**** Provided information ****

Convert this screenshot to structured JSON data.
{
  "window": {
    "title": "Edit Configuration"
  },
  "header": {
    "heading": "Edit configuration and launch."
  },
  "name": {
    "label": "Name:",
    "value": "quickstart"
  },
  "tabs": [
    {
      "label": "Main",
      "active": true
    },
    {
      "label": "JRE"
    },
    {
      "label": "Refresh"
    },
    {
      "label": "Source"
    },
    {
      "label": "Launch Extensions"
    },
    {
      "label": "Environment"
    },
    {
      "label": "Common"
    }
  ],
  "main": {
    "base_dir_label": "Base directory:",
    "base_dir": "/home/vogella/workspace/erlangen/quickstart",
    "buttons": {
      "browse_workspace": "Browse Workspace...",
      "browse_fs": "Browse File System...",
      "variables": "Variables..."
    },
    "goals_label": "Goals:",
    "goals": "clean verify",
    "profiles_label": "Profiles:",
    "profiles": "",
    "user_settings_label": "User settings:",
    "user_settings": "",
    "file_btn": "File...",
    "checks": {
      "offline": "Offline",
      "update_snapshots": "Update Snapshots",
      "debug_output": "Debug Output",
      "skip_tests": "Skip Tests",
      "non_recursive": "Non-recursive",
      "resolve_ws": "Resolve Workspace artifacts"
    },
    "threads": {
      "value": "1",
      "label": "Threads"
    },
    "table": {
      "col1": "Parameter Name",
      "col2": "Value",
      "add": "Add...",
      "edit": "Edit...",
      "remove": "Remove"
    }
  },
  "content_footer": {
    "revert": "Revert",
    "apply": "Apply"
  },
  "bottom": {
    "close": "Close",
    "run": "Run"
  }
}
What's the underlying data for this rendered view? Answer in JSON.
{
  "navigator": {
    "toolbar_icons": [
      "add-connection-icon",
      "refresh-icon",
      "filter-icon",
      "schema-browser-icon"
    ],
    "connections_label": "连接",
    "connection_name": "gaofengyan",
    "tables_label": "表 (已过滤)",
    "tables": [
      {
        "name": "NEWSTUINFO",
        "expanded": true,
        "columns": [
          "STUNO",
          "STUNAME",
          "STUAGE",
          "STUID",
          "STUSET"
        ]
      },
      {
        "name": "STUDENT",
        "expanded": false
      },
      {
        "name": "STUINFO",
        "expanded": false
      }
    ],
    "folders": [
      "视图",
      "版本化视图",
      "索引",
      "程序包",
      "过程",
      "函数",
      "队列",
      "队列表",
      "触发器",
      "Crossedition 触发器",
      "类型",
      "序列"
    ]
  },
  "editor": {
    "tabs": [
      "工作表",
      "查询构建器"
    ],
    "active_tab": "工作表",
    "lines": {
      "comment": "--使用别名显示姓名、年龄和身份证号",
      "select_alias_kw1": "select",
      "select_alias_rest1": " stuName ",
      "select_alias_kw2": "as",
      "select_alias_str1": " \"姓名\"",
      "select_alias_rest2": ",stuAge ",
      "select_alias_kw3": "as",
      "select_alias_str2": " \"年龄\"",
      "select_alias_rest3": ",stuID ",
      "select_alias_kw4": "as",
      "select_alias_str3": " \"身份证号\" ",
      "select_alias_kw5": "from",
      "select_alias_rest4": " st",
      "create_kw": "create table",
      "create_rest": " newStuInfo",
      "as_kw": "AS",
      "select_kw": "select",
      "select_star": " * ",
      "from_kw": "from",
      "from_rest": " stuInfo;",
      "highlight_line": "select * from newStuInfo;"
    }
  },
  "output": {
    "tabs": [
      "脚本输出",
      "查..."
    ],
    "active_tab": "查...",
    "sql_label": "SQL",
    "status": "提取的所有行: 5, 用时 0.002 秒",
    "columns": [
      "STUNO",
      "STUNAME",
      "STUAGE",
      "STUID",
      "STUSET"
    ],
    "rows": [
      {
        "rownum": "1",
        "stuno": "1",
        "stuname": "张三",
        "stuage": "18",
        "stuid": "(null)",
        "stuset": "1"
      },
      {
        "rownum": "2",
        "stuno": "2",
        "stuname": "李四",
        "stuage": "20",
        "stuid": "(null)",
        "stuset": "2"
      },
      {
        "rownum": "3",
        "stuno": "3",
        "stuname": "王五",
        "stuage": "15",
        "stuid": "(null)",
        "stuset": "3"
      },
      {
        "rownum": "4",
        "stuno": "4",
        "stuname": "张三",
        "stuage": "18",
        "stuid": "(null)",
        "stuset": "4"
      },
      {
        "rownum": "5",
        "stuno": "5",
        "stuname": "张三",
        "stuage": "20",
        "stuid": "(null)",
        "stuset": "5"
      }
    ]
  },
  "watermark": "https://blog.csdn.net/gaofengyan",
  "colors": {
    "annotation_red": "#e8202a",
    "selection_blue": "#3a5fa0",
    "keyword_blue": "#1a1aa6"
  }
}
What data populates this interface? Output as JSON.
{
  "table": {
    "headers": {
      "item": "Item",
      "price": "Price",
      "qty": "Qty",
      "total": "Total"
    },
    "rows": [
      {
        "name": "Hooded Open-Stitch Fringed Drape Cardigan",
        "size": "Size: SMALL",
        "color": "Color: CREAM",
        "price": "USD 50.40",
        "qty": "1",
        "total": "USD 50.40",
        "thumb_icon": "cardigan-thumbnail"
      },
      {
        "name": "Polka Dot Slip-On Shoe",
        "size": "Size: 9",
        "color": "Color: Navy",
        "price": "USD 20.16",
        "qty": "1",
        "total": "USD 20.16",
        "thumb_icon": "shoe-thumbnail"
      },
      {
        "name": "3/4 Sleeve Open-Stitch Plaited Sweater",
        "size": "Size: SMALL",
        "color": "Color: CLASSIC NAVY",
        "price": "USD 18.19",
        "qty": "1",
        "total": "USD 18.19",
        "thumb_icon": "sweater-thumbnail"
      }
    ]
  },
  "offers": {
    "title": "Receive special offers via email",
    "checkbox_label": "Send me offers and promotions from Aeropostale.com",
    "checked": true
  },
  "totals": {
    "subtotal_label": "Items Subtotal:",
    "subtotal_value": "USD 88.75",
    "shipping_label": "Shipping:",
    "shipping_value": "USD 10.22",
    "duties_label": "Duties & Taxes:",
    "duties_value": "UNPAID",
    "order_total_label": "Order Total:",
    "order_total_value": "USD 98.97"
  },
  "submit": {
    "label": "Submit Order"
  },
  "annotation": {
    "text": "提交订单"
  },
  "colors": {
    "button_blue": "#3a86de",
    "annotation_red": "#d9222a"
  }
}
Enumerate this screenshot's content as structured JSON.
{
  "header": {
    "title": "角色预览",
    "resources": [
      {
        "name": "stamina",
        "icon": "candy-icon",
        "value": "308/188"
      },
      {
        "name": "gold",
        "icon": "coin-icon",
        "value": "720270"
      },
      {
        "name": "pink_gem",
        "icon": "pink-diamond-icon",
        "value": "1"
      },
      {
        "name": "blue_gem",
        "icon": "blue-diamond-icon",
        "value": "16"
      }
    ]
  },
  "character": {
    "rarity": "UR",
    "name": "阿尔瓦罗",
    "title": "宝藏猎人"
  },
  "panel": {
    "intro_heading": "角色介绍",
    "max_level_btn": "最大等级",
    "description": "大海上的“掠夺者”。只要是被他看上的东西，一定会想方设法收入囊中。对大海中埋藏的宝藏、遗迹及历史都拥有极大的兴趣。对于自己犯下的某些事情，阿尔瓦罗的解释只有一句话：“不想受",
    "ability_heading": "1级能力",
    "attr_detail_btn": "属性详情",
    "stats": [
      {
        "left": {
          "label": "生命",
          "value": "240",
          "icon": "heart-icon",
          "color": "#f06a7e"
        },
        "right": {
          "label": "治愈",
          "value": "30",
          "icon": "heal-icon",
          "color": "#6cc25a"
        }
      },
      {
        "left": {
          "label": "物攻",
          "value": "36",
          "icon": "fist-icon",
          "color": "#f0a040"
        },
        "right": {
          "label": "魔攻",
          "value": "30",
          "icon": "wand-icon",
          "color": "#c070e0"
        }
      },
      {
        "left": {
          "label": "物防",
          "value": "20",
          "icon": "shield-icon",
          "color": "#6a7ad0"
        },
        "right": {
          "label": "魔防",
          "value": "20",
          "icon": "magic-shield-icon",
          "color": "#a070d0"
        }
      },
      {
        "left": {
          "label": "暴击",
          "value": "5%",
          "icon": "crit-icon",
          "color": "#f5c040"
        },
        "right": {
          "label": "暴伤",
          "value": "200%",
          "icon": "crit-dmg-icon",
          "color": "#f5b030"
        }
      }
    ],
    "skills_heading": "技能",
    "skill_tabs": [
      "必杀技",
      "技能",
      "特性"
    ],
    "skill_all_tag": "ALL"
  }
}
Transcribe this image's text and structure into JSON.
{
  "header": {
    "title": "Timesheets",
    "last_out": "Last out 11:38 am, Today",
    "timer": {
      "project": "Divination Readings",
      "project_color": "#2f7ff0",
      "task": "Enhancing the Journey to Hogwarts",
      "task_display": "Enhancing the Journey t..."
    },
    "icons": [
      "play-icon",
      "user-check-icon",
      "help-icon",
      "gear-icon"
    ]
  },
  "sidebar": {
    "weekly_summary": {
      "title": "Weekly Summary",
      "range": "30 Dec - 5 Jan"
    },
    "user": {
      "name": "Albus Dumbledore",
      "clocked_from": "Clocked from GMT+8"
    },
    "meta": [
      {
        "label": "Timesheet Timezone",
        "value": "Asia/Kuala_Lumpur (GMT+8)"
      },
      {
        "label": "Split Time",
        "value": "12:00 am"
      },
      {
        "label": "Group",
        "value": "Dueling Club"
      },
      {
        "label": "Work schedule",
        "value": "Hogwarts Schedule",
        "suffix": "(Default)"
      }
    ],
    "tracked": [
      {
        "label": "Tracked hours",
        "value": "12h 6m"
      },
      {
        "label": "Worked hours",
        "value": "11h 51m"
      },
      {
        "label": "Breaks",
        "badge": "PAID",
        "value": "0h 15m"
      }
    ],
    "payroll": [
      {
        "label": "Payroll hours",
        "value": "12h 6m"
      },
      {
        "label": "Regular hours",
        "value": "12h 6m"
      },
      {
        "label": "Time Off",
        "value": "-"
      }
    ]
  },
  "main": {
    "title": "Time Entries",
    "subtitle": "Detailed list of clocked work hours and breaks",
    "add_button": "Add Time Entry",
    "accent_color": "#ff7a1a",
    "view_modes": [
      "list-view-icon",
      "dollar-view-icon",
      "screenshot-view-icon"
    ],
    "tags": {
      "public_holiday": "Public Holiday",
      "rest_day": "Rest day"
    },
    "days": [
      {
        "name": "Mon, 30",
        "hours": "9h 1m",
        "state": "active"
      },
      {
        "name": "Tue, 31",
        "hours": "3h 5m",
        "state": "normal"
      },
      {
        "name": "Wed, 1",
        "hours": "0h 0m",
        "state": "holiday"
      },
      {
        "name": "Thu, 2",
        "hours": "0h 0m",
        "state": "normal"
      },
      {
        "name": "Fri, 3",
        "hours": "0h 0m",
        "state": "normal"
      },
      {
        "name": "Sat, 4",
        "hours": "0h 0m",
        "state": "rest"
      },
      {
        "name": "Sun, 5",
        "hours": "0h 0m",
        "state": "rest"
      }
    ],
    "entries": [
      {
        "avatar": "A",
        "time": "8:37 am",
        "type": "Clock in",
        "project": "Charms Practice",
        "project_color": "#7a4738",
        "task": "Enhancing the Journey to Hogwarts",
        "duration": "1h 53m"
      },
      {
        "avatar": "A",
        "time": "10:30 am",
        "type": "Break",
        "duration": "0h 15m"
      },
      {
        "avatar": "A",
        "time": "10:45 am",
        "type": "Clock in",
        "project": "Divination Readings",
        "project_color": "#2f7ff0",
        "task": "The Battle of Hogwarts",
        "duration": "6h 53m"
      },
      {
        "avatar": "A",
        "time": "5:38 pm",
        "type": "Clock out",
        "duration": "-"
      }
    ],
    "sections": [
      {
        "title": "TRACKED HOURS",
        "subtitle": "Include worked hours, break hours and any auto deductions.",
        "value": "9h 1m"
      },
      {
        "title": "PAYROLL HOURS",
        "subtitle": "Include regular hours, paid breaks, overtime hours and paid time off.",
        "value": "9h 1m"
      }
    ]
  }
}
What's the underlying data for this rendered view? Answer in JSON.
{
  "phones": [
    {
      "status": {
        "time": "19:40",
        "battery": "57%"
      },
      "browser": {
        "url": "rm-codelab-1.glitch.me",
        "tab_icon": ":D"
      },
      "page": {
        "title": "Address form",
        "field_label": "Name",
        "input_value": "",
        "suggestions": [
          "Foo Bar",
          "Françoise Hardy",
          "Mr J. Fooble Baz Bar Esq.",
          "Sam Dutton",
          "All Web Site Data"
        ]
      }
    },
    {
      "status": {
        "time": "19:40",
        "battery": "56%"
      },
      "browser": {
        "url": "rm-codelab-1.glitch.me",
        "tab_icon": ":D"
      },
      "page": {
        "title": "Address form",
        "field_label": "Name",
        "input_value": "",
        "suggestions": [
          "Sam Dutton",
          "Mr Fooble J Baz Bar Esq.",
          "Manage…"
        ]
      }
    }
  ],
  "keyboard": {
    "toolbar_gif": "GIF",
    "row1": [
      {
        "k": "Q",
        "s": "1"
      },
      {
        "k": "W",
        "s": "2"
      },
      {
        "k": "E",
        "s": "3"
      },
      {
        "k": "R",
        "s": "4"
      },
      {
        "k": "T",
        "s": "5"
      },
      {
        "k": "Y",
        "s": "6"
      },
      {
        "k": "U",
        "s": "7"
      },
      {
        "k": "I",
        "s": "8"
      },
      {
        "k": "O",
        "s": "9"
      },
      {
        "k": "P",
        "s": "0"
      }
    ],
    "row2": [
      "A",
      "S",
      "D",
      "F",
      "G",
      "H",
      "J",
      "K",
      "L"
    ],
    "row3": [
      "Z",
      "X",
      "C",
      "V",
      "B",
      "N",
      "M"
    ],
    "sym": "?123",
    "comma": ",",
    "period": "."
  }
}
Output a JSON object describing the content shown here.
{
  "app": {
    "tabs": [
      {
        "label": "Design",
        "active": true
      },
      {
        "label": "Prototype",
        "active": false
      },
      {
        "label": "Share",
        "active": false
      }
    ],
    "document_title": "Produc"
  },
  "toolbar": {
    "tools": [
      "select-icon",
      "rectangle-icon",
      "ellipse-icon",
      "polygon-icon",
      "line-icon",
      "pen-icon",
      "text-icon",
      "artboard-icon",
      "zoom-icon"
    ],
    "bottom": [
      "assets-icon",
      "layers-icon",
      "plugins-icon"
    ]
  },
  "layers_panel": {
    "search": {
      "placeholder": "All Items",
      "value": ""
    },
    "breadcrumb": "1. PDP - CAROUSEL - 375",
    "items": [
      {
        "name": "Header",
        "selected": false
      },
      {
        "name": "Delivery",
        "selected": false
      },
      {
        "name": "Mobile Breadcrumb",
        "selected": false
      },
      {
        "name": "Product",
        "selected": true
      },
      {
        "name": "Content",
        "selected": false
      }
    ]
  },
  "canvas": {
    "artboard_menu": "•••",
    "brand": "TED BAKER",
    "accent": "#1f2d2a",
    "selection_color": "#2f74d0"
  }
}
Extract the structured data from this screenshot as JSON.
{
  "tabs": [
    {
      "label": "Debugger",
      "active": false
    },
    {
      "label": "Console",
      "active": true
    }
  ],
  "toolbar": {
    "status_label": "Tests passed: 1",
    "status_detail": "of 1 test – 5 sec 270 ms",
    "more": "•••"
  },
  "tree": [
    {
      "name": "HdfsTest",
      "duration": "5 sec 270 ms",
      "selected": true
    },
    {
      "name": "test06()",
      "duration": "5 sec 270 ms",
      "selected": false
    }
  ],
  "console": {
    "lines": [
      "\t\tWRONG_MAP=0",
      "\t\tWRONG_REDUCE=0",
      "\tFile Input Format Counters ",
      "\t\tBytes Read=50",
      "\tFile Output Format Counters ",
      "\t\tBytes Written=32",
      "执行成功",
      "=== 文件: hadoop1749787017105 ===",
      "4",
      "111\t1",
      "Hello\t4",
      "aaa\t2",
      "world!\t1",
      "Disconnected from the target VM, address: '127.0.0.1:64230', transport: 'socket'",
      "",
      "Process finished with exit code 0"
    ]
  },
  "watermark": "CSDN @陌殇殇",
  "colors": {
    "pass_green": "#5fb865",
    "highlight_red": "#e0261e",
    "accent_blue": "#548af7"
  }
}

****

● Exercise task
Working from the listing above, pick out every line that has "Tests" and copy it.

● Result of this exercise
      "skip_tests": "Skip Tests",
    "status_label": "Tests passed: 1",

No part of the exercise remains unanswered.